**What to work on**
Answer with one number: how many lines hold "series".

**The data**
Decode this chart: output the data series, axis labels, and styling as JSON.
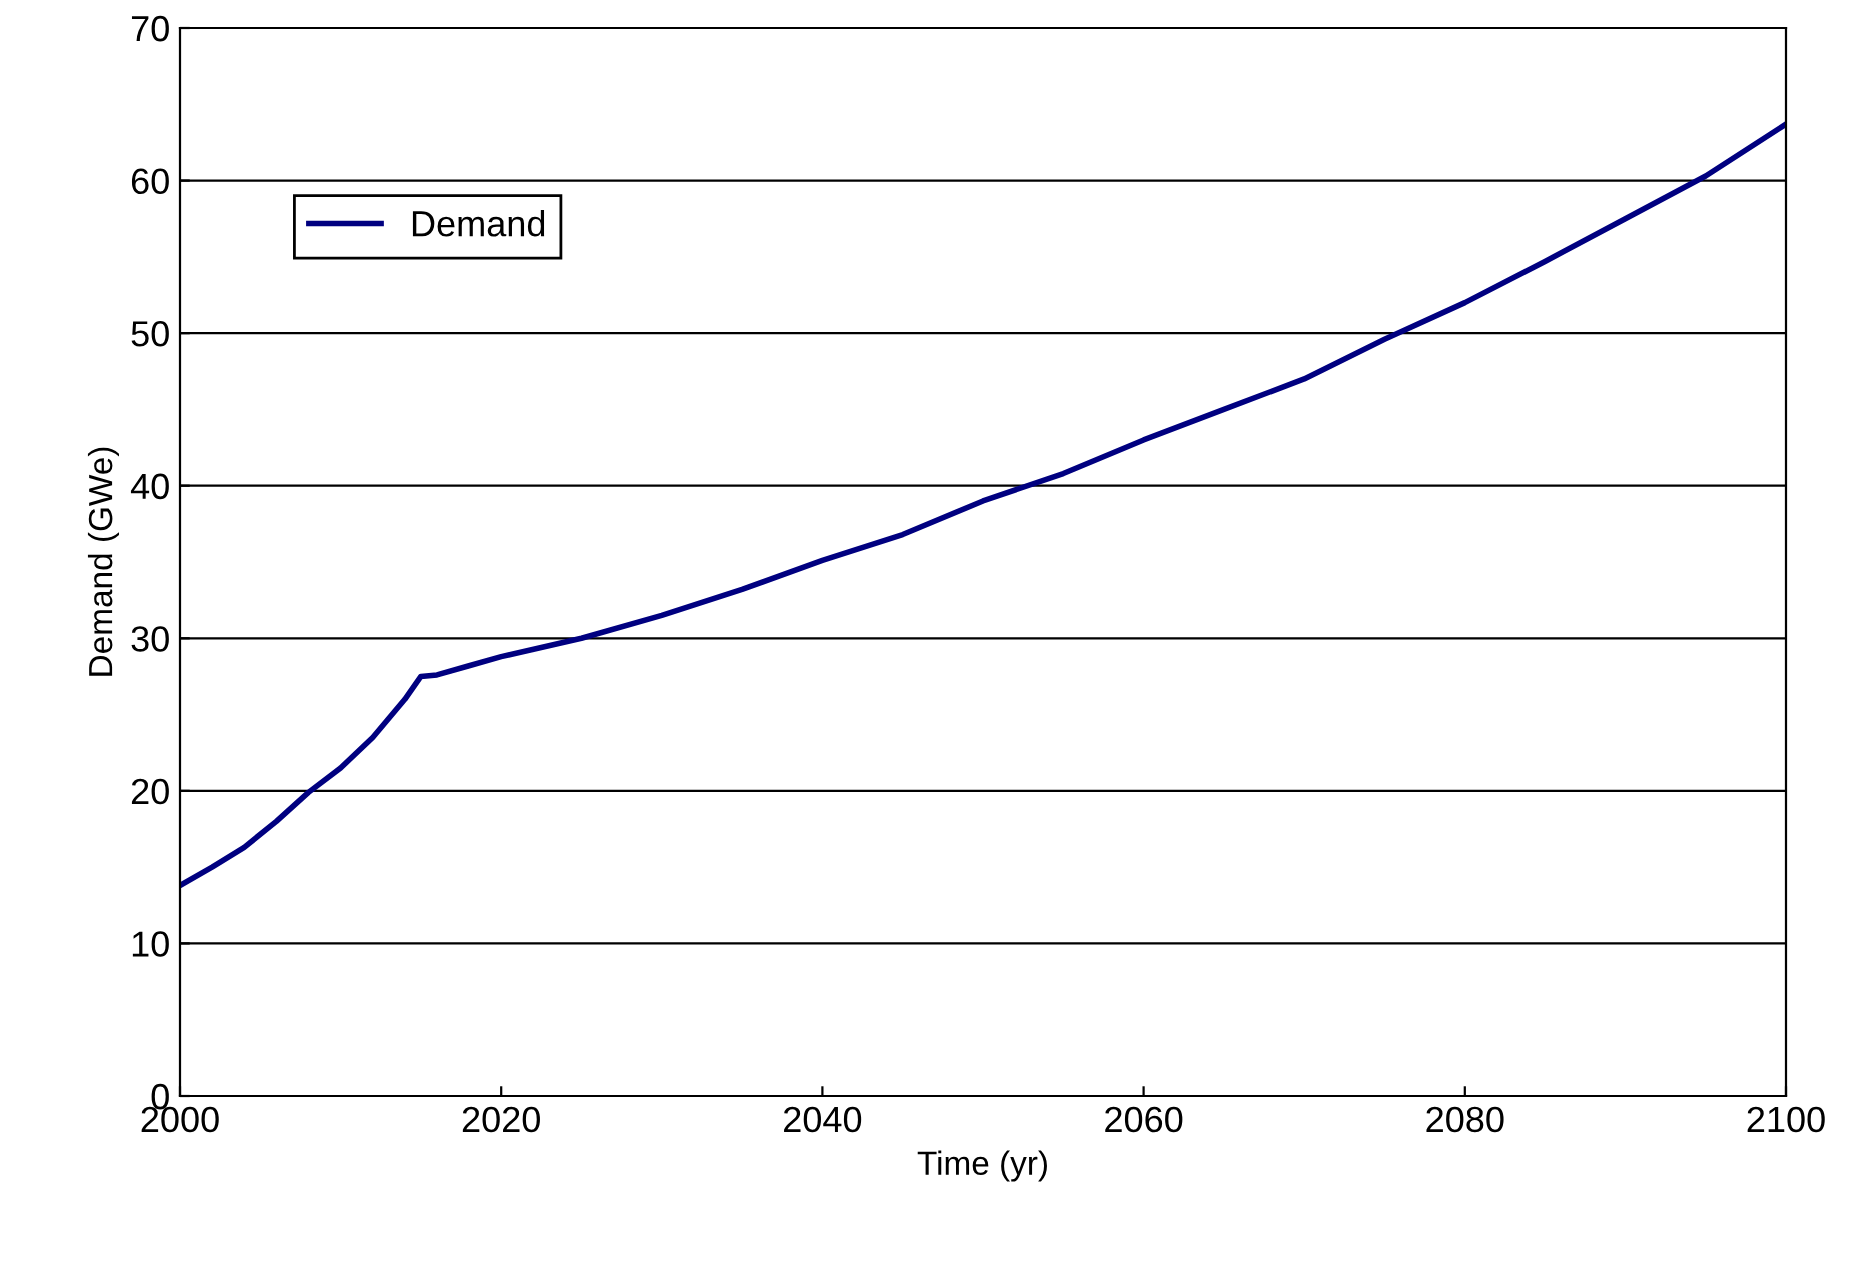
{
  "chart_data": {
    "type": "line",
    "xlabel": "Time (yr)",
    "ylabel": "Demand (GWe)",
    "x": [
      2000,
      2002,
      2004,
      2006,
      2008,
      2010,
      2012,
      2014,
      2015,
      2016,
      2018,
      2020,
      2025,
      2030,
      2035,
      2040,
      2045,
      2050,
      2055,
      2060,
      2065,
      2070,
      2075,
      2080,
      2085,
      2090,
      2095,
      2100
    ],
    "series": [
      {
        "name": "Demand",
        "color": "#000080",
        "values": [
          13.8,
          15.0,
          16.3,
          18.0,
          19.9,
          21.5,
          23.5,
          26.0,
          27.5,
          27.6,
          28.2,
          28.8,
          30.0,
          31.5,
          33.2,
          35.1,
          36.8,
          39.0,
          40.8,
          43.0,
          45.0,
          47.0,
          49.6,
          52.0,
          54.7,
          57.5,
          60.3,
          63.7
        ]
      }
    ],
    "xlim": [
      2000,
      2100
    ],
    "xticks": [
      2000,
      2020,
      2040,
      2060,
      2080,
      2100
    ],
    "ylim": [
      0,
      70
    ],
    "yticks": [
      0,
      10,
      20,
      30,
      40,
      50,
      60,
      70
    ],
    "grid": "y",
    "legend": "top left",
    "marker": "none",
    "line_style": "solid"
  }
}
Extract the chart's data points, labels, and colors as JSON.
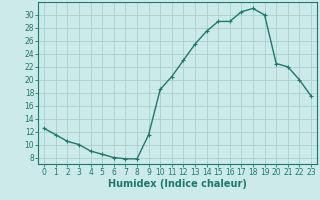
{
  "x": [
    0,
    1,
    2,
    3,
    4,
    5,
    6,
    7,
    8,
    9,
    10,
    11,
    12,
    13,
    14,
    15,
    16,
    17,
    18,
    19,
    20,
    21,
    22,
    23
  ],
  "y": [
    12.5,
    11.5,
    10.5,
    10.0,
    9.0,
    8.5,
    8.0,
    7.8,
    7.8,
    11.5,
    18.5,
    20.5,
    23.0,
    25.5,
    27.5,
    29.0,
    29.0,
    30.5,
    31.0,
    30.0,
    22.5,
    22.0,
    20.0,
    17.5
  ],
  "line_color": "#1a7a6e",
  "marker": "+",
  "marker_size": 3,
  "bg_color": "#cceaea",
  "grid_color": "#aacece",
  "xlabel": "Humidex (Indice chaleur)",
  "xlim": [
    -0.5,
    23.5
  ],
  "ylim": [
    7,
    32
  ],
  "yticks": [
    8,
    10,
    12,
    14,
    16,
    18,
    20,
    22,
    24,
    26,
    28,
    30
  ],
  "xticks": [
    0,
    1,
    2,
    3,
    4,
    5,
    6,
    7,
    8,
    9,
    10,
    11,
    12,
    13,
    14,
    15,
    16,
    17,
    18,
    19,
    20,
    21,
    22,
    23
  ],
  "tick_label_fontsize": 5.5,
  "xlabel_fontsize": 7,
  "line_width": 1.0
}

**Response to this exercise**
2